Excerpted text:
## START

Learning to validate yourself, to take care of yourself, as you show your partner who you really are, frees you from needing constant validation and agreement. The more important your partner becomes to you, the harder it also becomes for you to stand your own ground.

Becoming more uniquely yourself by maintaining yourself with those you love and that are important to you, is a process than unfolds over time of many trials.

American psychotherapist David Schnarch refers to it as “differentiation”. “Differentiation is the process by which we become more uniquely ourselves by maintaining ourselves in relationship with those we love.” (Passionate Marriage, p. 51)

If “I need to get away from you to be myself” is not differentiation, but a sign of fusion. It’s a reaction of being too close and not having a sense of choice about it. When we are fused (like Siamese twins) on an emotional level, we may experience security and connection, at the same time we feel anxiety. Our sense of identity is dependent on how the other views us. As we are not able to soothe ourselves, we expect our partner to constantly shield and protect us from anxiety and insecurity; by demanding reassurance; by feeling very threatened with changes in our partner; by needing to control the other. This leads to draining each other. Overfed plants end up drained.

## END

Data excerpt:
## START

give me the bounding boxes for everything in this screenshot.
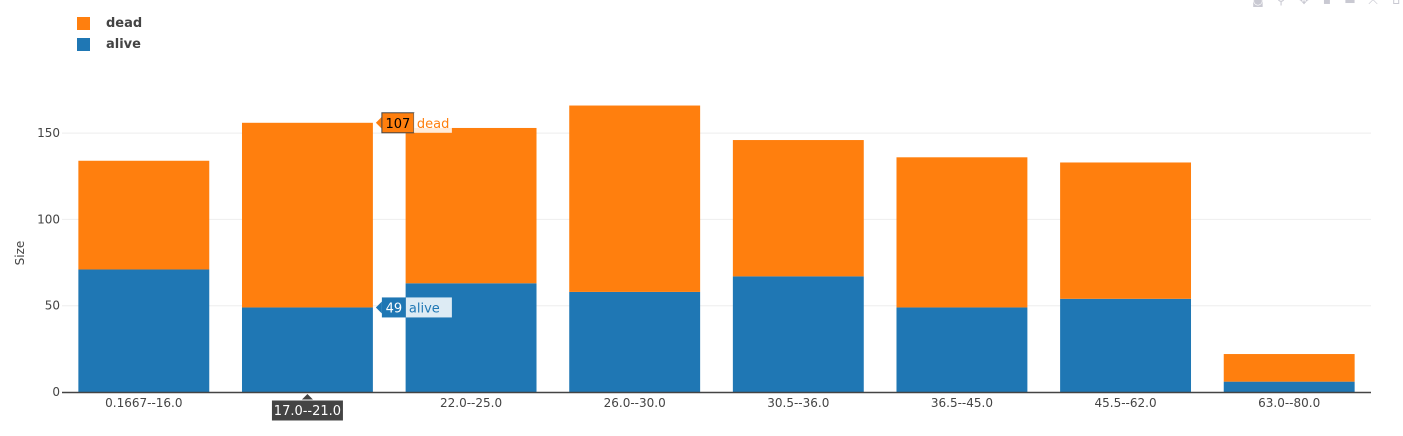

## END

Required work:
a – From the excerpt on differentiation, list each of the ways, introduced with "by," in which fused partners expect the other to shield them from anxiety and insecurity.
b – Continue the excerpt on differentiation in relationships from where it stops.

In response:
a –
- By demanding reassurance
- By feeling very threatened with changes in our partner
- By needing to control the other

b –
The flame of eroticism requires breathing space in the same way as the roots of a plant. The wish to merge is natural for lovers. The mystery of two people becoming one is a blissful and deeply spiritual experience. Yet it is not a state we can stay in. We naturally move in and out of sink. When we are fused, we fall apart when we are out of sink or alone, or we easily feel trapped and keep “a back door open” unable to connect intimately. We tend to feel manipulated and rigidly hold on to our own beliefs in fear of losing our identity. When you are fused, it’s hard to have a sense of mutuality which means to focus on your own self development while being concerned with your partners well-being. Differentiation is about “getting closer and more distinct – rather than more distant” (p. 74). Resolving your problem in your relationship puts you on trial. Here you develop the qualities that you need to live in a genuinely intimate and exciting relationship.